## Text segment

· · ·

Back then, Sami was living in a shelter, hungry for meth. She loved being a mom. Having to share custody of her first child with her ex was painful enough, but she knew she was in no shape to care for this second baby. Grieving, she placed the infant girl for adoption.

“It still eats at me,” she said.

Like many patients who use multiple substances, Sami has mental disabilities, including attention deficit disorder and bipolar disorder. According to federal data, more than one in four adults with serious mental disorders turns to illicit drugs. A.D.H.D. that has been poorly managed or undiagnosed is particularly common in meth patients.

“It’s almost more notable if they don’t have a disorder,” Dr. Poland said. “But sometimes the substance use itself results in mental illness — we call those ‘substance-induced depression’ or ‘substance-induced anxiety.’”

Other risk factors include a history of trauma, a genetic predisposition to addiction or a childhood among relatives dependent on alcohol or drugs. At 3, Sami, who grew up in a one-stoplight town, was in a car accident that left her mother permanently institutionalized with a brain injury. Her father drank heavily, she says; Sami’s descent into addiction began in adolescence with alcohol.

Three years ago, feeling overcome with guilt and shame after placing her daughter for adoption, she slid back into numbing her pain with heroin. And whenever her bipolar disorder medications weren’t balanced and she was feeling depressed, she reached for meth.

By last April, she had enough. “I was in a really, really nasty relationship and my mental health was bad,” she said. “I was so stuck in addiction. I needed help.” During screening for detox and rehab, she discovered she was again pregnant.

She now lives in an apartment that a Grand Rapids nonprofit helped her find, and works as a hotel receptionist. She wants to take this baby home so badly. That goal has helped her avoid meth.

“I won’t even talk to anybody that’s been using,” she said. “I’ve been really diligent, even if that means being lonely sometimes.”

Twice a week, workers from Kalamazoo Harm Reduction lug a red wagon along rutted trails to the wooded encampments. Pausing to pick up discarded syringes along the paths, they travel from tent to tent, offering free, sterile drug equipment.

They are part of the growing “harm reduction” movement that aims to save lives by preventing overdoses and serious infections.

But the prevalence of so many different drugs has complicated their efforts. The wagon typically holds:

— Packages of 10 short needles, for people still able to hit a fresh vein. Packs of 10 long ones, for those who have to dig around. (Better to use new needles than share used ones.)

— Sterile water for diluting injectable drugs. (Safer than water from the river or a public toilet.)

— Bubbles, the glass stem pipes with bowls for smoking meth. (Better to smoke from your own pipe than take hits from the pipe of someone with cracked, bleeding lips.)

The Street Medicine doctors and harm reduction workers regularly encounter people who swear their meth use is under control but could maybe use help dialing back the fentanyl. And unapologetic meth users, who insist their supply couldn’t possibly contain fentanyl.

“Finding that moment when someone says they’re ready for treatment is hard in all addiction, but meth is making this so much harder,” said Luca, a harm reduction worker who asked to be identified by only a first name because clients are often evading law enforcement. “We had a client who kept missing us on our Monday visits and he finally said, ‘I haven’t known what day it was in so long.’”

So Luca suggested: Maybe after being awake on a four-day meth binge, try a 30-minute nap? “Or we can get you a watch? So while you’re out living your life, you can look down and sort of keep track of where the rest of the world is — and when to meet up with us?”

It is so hard to beat back a beast that is always growing new tentacles. In Western Michigan, as the nights lengthen and temperatures drop, it is becoming harder still, both for people living outdoors, addicted to so many drugs, and those who minister to them.

Soon, the red wagon won’t be able to budge on snow-covered trails. On those days, the Kalamazoo Harm Reduction workers will instead load their safe supplies onto sleds, and set out for the woods.

· · ·

(Structured page parsing data)
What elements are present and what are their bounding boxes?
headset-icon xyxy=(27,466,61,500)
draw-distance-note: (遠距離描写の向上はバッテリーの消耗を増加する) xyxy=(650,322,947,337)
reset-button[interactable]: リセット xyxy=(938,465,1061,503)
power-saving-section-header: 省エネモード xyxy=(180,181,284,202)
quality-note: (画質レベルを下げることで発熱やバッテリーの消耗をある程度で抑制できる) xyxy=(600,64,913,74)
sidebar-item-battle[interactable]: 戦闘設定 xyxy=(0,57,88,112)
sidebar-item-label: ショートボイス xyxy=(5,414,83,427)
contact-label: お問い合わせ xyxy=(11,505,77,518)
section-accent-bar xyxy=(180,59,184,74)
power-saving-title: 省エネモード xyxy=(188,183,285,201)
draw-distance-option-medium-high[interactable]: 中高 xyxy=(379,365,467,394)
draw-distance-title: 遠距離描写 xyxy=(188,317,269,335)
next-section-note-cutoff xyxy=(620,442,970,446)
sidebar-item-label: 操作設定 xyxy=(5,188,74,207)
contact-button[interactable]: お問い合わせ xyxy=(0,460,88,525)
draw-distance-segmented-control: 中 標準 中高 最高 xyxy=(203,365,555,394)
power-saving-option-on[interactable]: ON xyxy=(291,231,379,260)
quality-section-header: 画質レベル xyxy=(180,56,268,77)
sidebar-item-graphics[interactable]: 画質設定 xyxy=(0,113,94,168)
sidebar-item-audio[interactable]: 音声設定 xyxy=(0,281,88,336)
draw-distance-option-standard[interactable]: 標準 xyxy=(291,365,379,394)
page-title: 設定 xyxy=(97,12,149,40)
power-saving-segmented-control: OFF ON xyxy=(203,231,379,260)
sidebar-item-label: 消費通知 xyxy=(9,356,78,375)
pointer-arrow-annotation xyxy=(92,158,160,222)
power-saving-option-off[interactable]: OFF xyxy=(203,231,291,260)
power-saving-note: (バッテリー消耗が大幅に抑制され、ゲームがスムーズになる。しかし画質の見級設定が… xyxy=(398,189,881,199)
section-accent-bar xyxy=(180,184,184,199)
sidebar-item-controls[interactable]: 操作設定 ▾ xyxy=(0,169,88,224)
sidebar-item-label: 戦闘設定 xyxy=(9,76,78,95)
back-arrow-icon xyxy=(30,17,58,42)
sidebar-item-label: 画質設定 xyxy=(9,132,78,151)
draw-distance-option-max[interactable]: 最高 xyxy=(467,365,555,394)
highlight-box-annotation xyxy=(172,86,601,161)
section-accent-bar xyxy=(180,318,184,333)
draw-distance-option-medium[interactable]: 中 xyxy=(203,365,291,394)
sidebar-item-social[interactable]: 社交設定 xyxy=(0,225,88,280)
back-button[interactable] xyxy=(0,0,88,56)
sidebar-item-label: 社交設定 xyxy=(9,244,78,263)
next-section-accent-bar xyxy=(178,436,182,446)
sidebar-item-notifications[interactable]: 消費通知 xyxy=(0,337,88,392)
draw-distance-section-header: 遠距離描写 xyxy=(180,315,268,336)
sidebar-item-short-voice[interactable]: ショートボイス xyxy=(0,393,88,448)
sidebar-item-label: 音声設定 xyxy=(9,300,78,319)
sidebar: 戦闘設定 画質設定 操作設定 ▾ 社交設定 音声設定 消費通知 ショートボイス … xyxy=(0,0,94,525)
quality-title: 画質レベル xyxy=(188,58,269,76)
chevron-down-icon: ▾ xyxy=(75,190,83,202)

· · ·

## Set of tasks
A) Quote the article from "So Luca suggested: Maybe" up to and including "minister to them.".
B) According to the article, what job does Sami now hold?
Rely only on the article, not on the rows.

## Answers below
A)
So Luca suggested: Maybe after being awake on a four-day meth binge, try a 30-minute nap? “Or we can get you a watch? So while you’re out living your life, you can look down and sort of keep track of where the rest of the world is — and when to meet up with us?”

It is so hard to beat back a beast that is always growing new tentacles. In Western Michigan, as the nights lengthen and temperatures drop, it is becoming harder still, both for people living outdoors, addicted to so many drugs, and those who minister to them.

B) She works as a hotel receptionist.